**TEKS BACAAN**.
Harus dicatat bahwa, ungkapan itu hanyalah bersifat anjuran,
bukan perintah wajib, terbukti bagian akhir ayat ini menjelaskan “Janganlah
kamu jemu menulis hutang itu, baik kecil maupun besar sampai batas waktu
membayarnya. Yang demikian itu, lebih adil di sisi Allah, lebih dapat
menguatkan persaksian dan lebih dekat kepada tidak (menimbulkan) keraguan,
(Tulislah muamalahmu itu), kecuali jika muamalah itu perdagangan tunai yang kalian jalankan di antara kalian, maka
tidak ada dosa bagi kalian, (jika) kalian tidak menulisnya”.
Sesuatu yang
perlu diperhatikan yaitu, ayat itu
menunjukkan satu saksi laki-laki digantikan dua saksi perempuan, hanya salah
seorang di antara keduanya yang menjadi saksi, sedangkan satunya hanya
berfungsi untuk mengingatkan, apabila ia ragu, karena pada masa turunnya ayat
itu selalu ada kemungkinan saksi perempuan melakukan kesalahan dalam masalah
keuangan, bukan karena rendahnya kecerdasan, tetapi disebabkan kurang
pengalaman dalam masalah keuangan.
Pendapat Aminah Wadud bahwa, menurut susunan kata ayat ini,
kedua perempuan itu tidak disebut keduanya menjadi saksi, karena satu perempuan
ditunjuk untuk ‘mengingatkan’ satunya lagi, dia bertindak sebagai teman
kerjasama (kolaborator), meskipuan perempuan itu dua, tetapi
masing-masing berbeda fungsinya, dan spesifik untuk perjanjian finansial, tidak
dimaksudkan untuk diberlakukan secara umum, atau tidak berlaku pada persoalan
lain. (Amina Wadud Muhsin, Qur`an and Woman: 85)

**BAHAN YANG DISEDIAKAN**.
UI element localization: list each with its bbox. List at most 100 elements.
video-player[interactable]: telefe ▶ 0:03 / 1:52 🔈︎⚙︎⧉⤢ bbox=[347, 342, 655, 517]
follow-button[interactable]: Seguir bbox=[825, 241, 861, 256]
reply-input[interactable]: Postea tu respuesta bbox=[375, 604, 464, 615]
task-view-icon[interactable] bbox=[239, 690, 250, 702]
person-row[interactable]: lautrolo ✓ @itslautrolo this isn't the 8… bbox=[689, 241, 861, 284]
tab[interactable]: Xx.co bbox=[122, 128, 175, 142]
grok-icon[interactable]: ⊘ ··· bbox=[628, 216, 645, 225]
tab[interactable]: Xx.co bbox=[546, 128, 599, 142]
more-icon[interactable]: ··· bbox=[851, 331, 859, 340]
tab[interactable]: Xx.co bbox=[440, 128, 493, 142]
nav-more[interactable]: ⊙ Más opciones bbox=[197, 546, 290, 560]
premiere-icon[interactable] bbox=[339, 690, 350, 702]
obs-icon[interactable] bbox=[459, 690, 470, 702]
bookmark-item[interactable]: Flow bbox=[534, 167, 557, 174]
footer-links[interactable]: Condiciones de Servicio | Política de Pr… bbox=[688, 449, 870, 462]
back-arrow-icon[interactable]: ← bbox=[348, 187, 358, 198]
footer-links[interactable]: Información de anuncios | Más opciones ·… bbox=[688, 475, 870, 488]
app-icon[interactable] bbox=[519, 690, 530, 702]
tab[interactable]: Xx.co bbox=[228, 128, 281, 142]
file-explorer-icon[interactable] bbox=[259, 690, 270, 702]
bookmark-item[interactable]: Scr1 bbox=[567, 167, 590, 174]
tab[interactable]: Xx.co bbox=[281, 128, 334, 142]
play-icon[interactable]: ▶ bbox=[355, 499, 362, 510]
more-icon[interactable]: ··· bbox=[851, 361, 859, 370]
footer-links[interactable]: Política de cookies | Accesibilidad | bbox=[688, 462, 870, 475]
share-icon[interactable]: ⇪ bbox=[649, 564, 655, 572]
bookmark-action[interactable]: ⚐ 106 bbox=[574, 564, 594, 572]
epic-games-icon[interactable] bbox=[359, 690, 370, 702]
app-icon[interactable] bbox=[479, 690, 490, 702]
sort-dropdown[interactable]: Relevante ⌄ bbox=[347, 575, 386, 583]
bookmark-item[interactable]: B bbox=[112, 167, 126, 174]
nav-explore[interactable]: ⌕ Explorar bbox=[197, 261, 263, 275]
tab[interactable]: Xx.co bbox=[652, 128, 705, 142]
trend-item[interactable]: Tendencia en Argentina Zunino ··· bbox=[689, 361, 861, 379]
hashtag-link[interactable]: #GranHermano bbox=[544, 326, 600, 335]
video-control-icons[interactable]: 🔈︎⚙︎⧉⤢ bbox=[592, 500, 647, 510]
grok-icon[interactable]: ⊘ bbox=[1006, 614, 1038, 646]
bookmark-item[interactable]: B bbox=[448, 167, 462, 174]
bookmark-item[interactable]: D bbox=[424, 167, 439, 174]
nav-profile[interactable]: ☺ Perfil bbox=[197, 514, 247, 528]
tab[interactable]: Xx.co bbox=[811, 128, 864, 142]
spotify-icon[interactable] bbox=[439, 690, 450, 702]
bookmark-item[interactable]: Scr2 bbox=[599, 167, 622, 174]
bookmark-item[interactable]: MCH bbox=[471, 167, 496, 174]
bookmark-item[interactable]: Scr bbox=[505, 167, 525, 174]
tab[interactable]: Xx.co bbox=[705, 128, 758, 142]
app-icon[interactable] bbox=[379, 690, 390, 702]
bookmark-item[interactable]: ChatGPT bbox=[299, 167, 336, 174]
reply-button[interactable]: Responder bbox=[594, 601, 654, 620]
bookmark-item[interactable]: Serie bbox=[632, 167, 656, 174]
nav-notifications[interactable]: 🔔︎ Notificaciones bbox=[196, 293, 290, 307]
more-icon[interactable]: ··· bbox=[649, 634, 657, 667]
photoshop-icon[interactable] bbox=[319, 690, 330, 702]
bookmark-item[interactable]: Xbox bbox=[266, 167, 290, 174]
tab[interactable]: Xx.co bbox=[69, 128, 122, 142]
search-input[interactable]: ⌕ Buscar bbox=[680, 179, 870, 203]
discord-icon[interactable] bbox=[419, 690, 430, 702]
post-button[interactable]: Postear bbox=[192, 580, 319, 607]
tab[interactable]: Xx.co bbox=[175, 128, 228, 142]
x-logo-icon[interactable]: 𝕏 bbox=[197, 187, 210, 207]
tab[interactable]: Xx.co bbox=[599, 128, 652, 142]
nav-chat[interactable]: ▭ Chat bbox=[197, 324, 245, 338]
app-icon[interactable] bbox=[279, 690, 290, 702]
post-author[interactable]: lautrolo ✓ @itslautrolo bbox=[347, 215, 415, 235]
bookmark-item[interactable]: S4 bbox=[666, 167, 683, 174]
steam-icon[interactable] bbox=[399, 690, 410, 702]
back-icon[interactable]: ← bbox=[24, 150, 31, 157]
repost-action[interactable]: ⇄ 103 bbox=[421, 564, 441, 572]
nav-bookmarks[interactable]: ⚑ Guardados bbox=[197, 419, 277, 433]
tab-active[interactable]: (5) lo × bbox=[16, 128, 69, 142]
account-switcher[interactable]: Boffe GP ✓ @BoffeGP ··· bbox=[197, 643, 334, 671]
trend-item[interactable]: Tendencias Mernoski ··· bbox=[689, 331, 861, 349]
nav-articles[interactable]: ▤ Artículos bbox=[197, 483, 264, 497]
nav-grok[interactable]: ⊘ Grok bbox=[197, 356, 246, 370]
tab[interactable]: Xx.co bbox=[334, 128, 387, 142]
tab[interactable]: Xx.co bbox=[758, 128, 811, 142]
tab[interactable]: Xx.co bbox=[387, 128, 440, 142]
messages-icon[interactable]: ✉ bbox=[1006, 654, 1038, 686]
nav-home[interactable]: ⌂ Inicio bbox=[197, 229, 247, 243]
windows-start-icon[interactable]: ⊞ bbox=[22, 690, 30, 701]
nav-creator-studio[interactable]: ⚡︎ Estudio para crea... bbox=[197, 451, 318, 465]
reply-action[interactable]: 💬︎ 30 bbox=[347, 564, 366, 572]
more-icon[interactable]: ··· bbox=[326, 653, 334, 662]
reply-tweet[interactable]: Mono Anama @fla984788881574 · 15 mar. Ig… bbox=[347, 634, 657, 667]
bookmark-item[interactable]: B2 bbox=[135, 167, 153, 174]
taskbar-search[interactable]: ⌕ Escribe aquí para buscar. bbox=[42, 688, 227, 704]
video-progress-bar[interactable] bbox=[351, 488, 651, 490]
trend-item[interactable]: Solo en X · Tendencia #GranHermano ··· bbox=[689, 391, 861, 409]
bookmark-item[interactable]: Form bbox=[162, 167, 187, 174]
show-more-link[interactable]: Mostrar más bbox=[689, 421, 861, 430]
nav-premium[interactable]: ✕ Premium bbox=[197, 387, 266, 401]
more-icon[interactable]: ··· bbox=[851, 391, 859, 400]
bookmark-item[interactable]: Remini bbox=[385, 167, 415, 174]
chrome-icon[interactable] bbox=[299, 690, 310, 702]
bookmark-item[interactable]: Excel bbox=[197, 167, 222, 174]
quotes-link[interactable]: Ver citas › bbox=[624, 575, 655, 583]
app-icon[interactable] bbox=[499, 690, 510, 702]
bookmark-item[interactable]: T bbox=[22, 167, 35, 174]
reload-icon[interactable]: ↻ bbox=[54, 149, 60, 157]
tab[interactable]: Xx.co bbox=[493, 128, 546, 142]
* * *
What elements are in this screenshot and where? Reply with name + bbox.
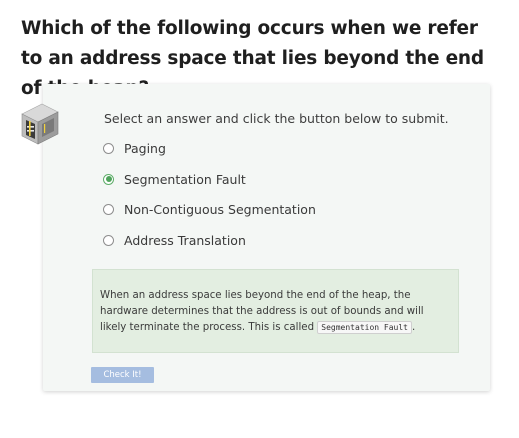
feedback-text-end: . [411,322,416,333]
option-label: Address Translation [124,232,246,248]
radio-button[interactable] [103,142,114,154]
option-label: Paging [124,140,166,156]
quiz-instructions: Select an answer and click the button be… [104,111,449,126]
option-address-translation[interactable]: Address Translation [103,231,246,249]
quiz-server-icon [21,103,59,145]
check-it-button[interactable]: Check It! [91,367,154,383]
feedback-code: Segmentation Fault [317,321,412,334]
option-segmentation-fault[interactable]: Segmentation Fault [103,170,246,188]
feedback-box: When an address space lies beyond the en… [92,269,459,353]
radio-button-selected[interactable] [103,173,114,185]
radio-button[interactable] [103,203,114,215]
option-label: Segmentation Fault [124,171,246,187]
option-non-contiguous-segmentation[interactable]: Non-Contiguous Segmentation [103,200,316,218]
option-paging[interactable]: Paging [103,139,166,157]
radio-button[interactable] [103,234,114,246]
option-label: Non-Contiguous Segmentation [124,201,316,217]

**URAIAN TUGAS**. Sebutkan semua keunggulan menulis utang menurut kutipan ayat dalam teks bacaan. Entri-entri ini diambil dari sumber yang berbeda.

**JAWABAN LATIHAN**.
- Lebih adil di sisi Allah
- Lebih dapat menguatkan persaksian
- Lebih dekat kepada tidak (menimbulkan) keraguan